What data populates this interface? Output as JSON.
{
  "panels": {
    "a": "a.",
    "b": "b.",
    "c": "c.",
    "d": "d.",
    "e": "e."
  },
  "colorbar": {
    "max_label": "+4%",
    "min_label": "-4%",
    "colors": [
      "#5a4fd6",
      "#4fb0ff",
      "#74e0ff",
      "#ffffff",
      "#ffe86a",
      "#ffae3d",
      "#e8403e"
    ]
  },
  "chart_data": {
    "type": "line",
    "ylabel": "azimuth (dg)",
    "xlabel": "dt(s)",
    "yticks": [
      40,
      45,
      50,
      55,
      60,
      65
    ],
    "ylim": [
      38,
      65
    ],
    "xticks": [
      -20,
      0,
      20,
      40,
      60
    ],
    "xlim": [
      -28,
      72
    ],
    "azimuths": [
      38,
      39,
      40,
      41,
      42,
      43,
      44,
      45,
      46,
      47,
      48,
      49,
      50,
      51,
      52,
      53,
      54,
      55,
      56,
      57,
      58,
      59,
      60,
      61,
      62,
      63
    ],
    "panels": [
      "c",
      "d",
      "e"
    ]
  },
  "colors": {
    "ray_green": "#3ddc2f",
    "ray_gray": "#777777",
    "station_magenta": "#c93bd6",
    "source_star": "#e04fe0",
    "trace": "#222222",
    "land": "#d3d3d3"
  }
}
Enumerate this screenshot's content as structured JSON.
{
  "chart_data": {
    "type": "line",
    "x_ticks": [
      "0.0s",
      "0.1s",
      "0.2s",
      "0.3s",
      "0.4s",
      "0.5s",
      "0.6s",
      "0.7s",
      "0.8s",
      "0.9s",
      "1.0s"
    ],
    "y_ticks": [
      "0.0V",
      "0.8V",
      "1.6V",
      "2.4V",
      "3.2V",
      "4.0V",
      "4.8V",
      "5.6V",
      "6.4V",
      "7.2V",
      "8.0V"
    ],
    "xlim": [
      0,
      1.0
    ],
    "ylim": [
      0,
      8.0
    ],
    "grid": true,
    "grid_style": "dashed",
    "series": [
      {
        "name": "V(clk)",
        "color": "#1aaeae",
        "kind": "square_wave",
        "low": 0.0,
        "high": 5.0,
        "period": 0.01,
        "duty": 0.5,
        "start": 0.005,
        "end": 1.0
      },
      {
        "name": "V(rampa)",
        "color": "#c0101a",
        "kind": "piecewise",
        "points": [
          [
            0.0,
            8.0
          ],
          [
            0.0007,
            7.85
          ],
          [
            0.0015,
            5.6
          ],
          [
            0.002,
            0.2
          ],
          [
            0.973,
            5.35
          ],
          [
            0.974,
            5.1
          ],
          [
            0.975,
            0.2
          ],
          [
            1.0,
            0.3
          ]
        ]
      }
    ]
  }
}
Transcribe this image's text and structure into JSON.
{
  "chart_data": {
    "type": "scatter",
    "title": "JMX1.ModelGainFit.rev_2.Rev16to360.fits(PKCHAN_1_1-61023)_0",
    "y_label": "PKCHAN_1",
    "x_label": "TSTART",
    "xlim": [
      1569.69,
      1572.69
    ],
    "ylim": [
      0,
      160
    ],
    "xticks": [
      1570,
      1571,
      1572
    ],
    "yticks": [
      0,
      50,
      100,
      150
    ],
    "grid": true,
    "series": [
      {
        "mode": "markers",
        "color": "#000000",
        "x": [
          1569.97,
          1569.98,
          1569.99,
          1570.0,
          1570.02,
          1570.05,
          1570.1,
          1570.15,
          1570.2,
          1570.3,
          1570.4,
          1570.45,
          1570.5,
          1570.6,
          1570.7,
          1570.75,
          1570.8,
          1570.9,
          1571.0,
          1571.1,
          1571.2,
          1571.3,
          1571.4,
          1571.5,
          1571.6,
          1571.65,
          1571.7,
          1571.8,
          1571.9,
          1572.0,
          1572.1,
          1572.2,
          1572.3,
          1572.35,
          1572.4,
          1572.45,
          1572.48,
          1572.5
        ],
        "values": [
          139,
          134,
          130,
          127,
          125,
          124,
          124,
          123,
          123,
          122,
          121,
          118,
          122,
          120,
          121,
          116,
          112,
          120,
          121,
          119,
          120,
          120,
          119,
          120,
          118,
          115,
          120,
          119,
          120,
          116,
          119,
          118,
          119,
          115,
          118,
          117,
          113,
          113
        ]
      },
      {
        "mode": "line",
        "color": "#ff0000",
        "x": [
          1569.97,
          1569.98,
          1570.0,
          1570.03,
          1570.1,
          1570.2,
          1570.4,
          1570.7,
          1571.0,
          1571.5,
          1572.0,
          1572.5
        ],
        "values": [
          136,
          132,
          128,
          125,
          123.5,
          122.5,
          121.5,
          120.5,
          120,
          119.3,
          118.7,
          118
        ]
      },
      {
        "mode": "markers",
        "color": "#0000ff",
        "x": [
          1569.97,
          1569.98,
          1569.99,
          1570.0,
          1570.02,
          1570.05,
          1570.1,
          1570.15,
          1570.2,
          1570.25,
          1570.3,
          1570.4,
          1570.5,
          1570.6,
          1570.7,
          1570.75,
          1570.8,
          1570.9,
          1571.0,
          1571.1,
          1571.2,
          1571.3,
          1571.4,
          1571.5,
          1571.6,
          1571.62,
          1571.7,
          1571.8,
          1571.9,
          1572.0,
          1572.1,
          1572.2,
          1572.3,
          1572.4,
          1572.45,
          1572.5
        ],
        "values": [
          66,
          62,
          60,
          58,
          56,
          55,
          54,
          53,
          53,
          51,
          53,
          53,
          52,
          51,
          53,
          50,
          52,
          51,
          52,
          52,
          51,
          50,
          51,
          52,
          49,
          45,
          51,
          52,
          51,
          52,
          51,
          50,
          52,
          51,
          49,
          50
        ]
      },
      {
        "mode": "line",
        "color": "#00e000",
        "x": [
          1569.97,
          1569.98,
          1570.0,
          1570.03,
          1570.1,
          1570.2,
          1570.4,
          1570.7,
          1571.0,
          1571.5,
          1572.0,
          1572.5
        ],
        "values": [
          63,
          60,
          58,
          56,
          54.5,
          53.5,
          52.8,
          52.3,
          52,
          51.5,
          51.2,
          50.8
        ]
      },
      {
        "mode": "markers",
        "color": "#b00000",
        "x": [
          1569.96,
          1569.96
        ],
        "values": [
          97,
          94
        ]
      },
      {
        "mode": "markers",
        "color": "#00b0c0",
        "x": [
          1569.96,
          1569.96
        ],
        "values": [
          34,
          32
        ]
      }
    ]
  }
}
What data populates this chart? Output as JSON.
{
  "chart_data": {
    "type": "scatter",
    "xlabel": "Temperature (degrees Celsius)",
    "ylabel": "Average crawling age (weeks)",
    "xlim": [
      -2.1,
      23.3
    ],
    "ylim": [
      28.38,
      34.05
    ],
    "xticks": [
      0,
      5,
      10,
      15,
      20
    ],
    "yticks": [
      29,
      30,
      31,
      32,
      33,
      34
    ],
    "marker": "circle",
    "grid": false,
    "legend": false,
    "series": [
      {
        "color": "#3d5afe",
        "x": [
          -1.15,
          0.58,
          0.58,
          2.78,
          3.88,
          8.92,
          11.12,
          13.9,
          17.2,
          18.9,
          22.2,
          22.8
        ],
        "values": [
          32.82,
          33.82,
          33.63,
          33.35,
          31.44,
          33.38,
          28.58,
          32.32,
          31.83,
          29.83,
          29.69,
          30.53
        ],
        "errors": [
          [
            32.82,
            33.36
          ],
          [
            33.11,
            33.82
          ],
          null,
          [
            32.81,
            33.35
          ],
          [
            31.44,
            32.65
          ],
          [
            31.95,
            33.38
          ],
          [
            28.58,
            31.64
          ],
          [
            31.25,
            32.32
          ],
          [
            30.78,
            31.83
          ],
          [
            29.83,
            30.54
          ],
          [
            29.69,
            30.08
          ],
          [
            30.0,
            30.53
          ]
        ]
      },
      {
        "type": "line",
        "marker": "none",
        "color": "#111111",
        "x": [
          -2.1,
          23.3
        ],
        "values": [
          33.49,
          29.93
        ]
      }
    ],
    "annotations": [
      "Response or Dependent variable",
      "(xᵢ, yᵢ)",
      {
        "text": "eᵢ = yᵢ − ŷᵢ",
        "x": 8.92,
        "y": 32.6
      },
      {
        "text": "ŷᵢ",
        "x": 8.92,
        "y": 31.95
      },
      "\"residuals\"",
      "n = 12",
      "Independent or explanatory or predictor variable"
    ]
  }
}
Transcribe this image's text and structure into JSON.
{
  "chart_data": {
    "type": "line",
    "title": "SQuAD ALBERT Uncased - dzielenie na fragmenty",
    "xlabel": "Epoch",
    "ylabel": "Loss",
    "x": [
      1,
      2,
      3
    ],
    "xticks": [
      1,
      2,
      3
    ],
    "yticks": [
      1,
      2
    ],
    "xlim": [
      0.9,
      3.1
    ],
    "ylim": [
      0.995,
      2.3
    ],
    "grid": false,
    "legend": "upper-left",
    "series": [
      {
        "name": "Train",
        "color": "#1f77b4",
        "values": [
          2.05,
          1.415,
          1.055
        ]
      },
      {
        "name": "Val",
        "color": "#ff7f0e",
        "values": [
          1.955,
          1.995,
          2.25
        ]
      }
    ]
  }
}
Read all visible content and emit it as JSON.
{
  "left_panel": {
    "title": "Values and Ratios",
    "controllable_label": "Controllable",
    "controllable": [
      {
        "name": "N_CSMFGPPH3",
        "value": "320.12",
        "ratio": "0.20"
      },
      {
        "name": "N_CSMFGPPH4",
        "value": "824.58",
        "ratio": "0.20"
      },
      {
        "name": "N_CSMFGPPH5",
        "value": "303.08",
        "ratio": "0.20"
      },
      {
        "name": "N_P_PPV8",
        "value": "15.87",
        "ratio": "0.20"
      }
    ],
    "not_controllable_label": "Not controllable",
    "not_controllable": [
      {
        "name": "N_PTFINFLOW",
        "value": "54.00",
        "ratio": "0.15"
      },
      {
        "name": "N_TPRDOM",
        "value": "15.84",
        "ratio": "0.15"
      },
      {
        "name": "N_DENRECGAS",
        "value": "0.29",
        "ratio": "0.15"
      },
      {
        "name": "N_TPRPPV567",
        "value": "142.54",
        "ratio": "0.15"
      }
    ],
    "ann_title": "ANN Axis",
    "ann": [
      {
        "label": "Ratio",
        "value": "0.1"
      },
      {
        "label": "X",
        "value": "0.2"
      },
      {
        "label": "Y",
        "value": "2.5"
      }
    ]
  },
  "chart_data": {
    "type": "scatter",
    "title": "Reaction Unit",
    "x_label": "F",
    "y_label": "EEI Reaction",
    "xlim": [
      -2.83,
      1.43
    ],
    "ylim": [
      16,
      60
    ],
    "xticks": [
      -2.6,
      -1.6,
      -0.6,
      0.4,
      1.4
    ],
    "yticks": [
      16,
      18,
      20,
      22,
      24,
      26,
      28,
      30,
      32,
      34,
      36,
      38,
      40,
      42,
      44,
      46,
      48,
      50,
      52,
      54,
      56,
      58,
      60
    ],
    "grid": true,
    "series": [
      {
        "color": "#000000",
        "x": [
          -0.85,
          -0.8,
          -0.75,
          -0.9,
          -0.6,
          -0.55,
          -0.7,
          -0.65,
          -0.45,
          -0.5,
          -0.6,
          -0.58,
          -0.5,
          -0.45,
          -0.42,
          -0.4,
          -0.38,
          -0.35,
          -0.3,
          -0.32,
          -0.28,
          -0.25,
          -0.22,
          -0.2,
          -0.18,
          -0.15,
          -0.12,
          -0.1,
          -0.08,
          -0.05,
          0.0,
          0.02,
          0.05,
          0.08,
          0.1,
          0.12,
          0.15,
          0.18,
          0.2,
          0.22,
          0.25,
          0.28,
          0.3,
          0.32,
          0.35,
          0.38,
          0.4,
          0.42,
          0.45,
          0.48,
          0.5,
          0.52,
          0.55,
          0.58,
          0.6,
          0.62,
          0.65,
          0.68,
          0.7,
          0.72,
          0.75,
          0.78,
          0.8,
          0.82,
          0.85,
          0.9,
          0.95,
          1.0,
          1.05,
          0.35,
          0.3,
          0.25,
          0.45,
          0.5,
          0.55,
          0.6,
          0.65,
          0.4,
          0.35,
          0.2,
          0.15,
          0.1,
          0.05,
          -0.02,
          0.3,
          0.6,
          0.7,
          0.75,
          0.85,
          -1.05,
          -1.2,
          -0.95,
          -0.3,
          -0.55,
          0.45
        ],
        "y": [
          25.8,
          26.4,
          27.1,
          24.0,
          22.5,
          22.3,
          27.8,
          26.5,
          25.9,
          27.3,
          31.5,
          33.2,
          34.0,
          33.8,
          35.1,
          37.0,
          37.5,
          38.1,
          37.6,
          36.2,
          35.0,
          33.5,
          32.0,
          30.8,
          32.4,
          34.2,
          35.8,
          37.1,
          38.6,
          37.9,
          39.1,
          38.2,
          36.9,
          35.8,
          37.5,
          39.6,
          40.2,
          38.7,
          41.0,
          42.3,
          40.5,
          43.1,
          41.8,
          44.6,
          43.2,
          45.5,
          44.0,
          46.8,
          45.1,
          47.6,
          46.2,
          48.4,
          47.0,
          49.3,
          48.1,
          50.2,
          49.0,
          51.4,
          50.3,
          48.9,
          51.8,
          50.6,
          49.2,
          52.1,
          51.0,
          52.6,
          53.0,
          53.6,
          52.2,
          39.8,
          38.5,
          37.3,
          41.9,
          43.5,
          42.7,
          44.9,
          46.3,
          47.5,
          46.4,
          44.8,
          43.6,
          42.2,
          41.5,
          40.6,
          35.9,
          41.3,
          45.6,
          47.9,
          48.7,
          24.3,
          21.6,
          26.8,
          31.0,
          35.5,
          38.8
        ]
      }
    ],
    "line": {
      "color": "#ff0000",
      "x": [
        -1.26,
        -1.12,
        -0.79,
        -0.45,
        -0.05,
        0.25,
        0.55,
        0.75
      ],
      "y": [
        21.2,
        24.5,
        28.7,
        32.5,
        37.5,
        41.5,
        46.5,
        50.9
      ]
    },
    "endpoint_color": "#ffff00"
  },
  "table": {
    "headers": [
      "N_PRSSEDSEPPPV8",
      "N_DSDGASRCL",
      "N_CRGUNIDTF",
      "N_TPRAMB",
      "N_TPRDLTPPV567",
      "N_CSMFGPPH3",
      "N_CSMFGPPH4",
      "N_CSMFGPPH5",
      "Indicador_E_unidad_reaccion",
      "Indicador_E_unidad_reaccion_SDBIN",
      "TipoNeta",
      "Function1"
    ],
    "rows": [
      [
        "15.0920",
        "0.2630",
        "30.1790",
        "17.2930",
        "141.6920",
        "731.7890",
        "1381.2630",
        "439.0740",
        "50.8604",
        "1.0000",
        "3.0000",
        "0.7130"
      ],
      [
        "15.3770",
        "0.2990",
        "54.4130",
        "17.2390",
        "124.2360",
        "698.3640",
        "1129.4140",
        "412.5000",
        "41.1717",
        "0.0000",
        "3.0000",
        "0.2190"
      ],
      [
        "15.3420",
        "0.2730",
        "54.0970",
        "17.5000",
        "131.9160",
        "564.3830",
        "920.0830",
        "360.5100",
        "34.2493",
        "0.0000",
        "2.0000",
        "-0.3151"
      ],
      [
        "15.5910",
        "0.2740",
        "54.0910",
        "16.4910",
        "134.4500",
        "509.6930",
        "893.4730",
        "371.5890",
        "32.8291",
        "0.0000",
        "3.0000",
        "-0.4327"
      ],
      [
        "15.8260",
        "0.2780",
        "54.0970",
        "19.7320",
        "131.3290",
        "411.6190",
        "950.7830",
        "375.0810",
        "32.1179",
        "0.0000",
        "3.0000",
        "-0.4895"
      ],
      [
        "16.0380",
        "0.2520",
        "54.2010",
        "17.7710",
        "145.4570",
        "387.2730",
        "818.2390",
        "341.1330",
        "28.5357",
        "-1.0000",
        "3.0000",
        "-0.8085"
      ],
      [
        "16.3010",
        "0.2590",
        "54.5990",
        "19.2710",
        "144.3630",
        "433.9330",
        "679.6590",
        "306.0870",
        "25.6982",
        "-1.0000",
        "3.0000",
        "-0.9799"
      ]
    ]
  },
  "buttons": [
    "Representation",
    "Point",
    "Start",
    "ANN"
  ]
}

* _Brief_
Select, from the listing, all lines that include the word "ylabel".

* _Correct result_
    "ylabel": "azimuth (dg)",
    "ylabel": "Average crawling age (weeks)",
    "ylabel": "Loss",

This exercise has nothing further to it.